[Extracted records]
· · ·

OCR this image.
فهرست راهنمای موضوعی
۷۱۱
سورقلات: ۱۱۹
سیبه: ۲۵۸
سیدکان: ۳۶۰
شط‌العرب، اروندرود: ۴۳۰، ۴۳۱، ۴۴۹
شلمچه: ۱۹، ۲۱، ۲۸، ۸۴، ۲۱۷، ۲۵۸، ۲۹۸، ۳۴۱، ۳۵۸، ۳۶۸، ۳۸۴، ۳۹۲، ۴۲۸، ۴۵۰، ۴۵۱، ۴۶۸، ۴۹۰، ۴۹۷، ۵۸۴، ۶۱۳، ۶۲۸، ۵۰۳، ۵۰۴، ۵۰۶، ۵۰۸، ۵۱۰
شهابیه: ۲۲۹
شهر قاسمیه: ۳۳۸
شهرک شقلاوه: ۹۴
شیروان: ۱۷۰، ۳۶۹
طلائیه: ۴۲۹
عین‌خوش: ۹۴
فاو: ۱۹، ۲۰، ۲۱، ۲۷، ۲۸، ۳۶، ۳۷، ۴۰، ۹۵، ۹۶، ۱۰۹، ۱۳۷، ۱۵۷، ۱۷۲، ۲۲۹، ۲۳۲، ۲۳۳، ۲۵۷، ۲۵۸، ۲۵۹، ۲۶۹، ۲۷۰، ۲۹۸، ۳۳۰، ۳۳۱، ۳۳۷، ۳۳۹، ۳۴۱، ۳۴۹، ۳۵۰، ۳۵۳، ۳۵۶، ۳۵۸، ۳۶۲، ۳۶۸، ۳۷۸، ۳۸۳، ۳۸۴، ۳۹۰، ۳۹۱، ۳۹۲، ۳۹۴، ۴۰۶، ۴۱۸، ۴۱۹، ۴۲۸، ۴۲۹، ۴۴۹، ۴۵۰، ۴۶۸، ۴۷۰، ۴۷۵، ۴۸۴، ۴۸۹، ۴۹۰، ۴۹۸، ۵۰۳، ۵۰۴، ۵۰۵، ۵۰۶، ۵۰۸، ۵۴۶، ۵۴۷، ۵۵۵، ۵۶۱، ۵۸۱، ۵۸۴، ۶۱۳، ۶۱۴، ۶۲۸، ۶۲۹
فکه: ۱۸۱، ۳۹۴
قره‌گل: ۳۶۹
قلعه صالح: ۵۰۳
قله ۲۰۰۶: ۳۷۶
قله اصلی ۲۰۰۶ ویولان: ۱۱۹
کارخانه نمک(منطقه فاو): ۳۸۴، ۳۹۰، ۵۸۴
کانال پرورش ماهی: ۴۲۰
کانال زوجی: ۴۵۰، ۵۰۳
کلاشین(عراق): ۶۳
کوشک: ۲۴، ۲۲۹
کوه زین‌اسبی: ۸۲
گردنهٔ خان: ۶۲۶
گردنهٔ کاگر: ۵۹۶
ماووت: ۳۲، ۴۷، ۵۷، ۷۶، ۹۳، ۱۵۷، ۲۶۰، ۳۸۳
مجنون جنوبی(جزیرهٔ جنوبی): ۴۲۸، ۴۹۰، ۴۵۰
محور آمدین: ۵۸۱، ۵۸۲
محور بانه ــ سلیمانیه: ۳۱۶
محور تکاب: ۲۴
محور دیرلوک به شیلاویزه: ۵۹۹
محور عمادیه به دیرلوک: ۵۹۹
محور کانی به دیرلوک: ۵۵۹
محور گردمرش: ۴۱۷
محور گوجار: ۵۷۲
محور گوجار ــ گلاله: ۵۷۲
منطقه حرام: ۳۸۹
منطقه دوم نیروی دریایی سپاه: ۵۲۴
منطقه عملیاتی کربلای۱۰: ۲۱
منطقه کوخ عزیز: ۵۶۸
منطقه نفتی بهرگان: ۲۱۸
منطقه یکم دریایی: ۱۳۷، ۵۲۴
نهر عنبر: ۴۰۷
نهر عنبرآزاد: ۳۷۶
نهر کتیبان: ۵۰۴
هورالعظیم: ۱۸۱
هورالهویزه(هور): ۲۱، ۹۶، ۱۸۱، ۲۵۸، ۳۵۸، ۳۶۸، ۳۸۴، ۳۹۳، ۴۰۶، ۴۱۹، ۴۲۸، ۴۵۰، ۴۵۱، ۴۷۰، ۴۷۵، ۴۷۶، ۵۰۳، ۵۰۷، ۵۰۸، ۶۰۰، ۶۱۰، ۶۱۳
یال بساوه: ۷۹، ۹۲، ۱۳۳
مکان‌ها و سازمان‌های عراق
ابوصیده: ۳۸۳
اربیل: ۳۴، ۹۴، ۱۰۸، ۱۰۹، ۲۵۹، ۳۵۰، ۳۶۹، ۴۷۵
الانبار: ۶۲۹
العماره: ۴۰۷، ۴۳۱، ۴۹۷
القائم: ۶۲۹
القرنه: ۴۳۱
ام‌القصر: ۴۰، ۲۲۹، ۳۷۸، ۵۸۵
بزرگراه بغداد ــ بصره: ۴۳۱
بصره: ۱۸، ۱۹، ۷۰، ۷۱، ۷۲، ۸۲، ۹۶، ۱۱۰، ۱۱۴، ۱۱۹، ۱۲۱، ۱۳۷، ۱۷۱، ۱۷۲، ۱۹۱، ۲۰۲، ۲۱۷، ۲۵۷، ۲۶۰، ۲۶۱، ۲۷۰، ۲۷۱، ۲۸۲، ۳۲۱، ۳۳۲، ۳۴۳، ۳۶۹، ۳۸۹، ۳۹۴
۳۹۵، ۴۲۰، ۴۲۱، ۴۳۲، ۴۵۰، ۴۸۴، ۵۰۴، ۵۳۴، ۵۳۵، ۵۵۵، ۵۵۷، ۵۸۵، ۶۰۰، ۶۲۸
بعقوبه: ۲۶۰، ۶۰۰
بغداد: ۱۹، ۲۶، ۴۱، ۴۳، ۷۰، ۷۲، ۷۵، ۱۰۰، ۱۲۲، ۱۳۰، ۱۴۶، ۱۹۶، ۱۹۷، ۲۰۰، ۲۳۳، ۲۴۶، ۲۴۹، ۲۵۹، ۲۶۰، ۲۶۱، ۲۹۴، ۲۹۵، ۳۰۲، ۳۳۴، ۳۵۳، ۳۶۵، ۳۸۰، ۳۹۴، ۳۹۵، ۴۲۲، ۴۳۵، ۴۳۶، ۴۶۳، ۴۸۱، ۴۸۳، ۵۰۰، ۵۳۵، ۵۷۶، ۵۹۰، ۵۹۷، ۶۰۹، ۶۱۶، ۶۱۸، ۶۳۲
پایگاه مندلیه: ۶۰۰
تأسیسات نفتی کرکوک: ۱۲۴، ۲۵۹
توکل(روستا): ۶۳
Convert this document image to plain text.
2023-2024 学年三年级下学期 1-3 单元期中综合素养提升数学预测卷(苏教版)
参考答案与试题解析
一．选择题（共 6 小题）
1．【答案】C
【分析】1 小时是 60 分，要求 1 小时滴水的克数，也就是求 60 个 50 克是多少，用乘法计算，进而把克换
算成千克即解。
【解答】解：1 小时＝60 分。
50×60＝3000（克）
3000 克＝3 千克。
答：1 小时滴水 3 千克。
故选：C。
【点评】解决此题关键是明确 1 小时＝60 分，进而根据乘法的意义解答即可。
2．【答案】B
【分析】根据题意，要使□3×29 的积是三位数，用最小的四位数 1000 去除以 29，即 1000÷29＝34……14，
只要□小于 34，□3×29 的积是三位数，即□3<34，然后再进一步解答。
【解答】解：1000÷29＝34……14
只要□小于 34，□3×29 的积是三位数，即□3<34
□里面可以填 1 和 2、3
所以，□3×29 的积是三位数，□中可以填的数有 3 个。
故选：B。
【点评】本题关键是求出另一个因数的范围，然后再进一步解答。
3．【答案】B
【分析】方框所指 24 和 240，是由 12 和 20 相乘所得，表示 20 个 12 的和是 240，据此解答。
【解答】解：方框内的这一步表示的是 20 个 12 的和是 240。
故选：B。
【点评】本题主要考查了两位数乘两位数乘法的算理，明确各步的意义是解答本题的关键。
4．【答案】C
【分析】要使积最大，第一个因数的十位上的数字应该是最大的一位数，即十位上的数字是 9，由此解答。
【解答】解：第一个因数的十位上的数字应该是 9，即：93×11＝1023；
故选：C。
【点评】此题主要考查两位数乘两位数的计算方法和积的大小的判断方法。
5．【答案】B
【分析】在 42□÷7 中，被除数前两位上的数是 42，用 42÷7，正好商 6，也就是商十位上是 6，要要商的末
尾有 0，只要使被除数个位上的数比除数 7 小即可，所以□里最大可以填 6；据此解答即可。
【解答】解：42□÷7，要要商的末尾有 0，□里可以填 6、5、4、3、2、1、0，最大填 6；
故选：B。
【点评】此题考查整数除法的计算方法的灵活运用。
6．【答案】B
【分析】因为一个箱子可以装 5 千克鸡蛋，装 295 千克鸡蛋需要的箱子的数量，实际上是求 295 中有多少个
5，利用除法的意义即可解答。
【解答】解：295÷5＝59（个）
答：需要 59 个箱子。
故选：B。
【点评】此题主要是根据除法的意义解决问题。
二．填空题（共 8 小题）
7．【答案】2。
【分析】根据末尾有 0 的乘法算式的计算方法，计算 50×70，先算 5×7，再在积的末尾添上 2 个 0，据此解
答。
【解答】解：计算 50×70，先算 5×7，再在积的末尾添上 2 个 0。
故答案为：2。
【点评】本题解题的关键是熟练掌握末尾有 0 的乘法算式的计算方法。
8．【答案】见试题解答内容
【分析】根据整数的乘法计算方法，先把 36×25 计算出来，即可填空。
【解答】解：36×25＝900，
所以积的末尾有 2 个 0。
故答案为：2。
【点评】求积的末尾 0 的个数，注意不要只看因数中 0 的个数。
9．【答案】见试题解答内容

· · ·

Exercise goal: Look through the records and gather every line containing "دیرلوک".

Completed exercise:
محور دیرلوک به شیلاویزه: ۵۹۹
محور عمادیه به دیرلوک: ۵۹۹
محور کانی به دیرلوک: ۵۵۹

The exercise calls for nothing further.